● SHORT EXERCISE
Return the listing below in full, with every line exactly as it is.

● Stored data entries
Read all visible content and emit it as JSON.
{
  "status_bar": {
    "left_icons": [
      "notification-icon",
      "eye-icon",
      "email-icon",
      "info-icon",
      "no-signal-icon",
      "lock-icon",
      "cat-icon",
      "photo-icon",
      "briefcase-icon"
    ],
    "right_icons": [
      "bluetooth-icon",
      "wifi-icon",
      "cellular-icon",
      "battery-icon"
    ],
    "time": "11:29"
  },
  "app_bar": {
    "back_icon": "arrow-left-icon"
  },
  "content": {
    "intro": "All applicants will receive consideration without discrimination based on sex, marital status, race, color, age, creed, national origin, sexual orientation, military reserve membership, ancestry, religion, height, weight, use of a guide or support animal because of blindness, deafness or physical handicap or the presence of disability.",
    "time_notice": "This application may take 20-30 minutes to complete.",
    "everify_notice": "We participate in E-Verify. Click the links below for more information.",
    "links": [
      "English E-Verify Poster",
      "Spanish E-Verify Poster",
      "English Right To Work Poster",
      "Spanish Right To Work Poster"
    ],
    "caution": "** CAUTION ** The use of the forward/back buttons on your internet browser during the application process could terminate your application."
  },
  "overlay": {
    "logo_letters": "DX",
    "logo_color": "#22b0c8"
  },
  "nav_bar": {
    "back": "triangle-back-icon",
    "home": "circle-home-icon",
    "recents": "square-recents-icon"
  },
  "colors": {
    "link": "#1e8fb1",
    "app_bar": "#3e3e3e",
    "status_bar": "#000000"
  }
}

● FULL SOLUTION
Read all visible content and emit it as JSON.
{
  "status_bar": {
    "left_icons": [
      "notification-icon",
      "eye-icon",
      "email-icon",
      "info-icon",
      "no-signal-icon",
      "lock-icon",
      "cat-icon",
      "photo-icon",
      "briefcase-icon"
    ],
    "right_icons": [
      "bluetooth-icon",
      "wifi-icon",
      "cellular-icon",
      "battery-icon"
    ],
    "time": "11:29"
  },
  "app_bar": {
    "back_icon": "arrow-left-icon"
  },
  "content": {
    "intro": "All applicants will receive consideration without discrimination based on sex, marital status, race, color, age, creed, national origin, sexual orientation, military reserve membership, ancestry, religion, height, weight, use of a guide or support animal because of blindness, deafness or physical handicap or the presence of disability.",
    "time_notice": "This application may take 20-30 minutes to complete.",
    "everify_notice": "We participate in E-Verify. Click the links below for more information.",
    "links": [
      "English E-Verify Poster",
      "Spanish E-Verify Poster",
      "English Right To Work Poster",
      "Spanish Right To Work Poster"
    ],
    "caution": "** CAUTION ** The use of the forward/back buttons on your internet browser during the application process could terminate your application."
  },
  "overlay": {
    "logo_letters": "DX",
    "logo_color": "#22b0c8"
  },
  "nav_bar": {
    "back": "triangle-back-icon",
    "home": "circle-home-icon",
    "recents": "square-recents-icon"
  },
  "colors": {
    "link": "#1e8fb1",
    "app_bar": "#3e3e3e",
    "status_bar": "#000000"
  }
}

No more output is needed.